SET EXERCISE.
Locate the line containing "Convert this document image to plain text.", then please write out that line and all the lines below it in the entries exactly.

(Dataset entries)
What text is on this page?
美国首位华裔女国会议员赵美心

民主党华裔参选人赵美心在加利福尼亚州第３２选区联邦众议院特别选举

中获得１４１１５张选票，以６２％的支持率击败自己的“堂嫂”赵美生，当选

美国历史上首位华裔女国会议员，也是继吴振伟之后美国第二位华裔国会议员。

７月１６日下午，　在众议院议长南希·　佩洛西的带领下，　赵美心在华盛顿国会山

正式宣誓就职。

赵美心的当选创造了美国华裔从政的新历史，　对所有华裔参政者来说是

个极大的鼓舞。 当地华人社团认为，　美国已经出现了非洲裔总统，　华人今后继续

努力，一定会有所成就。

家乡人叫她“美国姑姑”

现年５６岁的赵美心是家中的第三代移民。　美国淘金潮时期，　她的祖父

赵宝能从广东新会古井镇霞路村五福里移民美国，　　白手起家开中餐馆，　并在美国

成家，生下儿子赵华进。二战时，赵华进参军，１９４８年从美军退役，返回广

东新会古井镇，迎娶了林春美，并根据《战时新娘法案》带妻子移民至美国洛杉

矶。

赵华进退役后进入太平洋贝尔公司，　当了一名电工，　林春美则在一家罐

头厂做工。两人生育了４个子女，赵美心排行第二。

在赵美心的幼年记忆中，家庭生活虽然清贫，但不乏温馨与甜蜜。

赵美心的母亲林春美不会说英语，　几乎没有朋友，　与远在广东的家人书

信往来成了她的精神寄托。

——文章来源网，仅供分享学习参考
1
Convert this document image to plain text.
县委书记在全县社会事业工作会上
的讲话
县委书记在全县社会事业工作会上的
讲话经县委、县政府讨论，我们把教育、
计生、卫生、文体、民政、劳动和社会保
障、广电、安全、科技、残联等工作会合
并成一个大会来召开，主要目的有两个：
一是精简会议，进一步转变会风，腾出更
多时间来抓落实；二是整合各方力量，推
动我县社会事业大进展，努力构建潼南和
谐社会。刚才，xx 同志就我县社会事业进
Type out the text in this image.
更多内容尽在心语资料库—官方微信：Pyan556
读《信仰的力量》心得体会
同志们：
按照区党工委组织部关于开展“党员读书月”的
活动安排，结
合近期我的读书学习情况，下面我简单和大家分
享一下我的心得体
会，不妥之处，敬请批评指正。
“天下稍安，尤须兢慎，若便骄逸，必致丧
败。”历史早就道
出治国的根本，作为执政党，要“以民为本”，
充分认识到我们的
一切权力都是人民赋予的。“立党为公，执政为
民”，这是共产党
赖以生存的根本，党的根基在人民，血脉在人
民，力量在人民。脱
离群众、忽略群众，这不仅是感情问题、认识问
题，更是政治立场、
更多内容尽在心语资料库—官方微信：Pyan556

RESULT OF THIS EXERCISE.
Convert this document image to plain text.
县委书记在全县社会事业工作会上
的讲话
县委书记在全县社会事业工作会上的
讲话经县委、县政府讨论，我们把教育、
计生、卫生、文体、民政、劳动和社会保
障、广电、安全、科技、残联等工作会合
并成一个大会来召开，主要目的有两个：
一是精简会议，进一步转变会风，腾出更
多时间来抓落实；二是整合各方力量，推
动我县社会事业大进展，努力构建潼南和
谐社会。刚才，xx 同志就我县社会事业进
Type out the text in this image.
更多内容尽在心语资料库—官方微信：Pyan556
读《信仰的力量》心得体会
同志们：
按照区党工委组织部关于开展“党员读书月”的
活动安排，结
合近期我的读书学习情况，下面我简单和大家分
享一下我的心得体
会，不妥之处，敬请批评指正。
“天下稍安，尤须兢慎，若便骄逸，必致丧
败。”历史早就道
出治国的根本，作为执政党，要“以民为本”，
充分认识到我们的
一切权力都是人民赋予的。“立党为公，执政为
民”，这是共产党
赖以生存的根本，党的根基在人民，血脉在人
民，力量在人民。脱
离群众、忽略群众，这不仅是感情问题、认识问
题，更是政治立场、
更多内容尽在心语资料库—官方微信：Pyan556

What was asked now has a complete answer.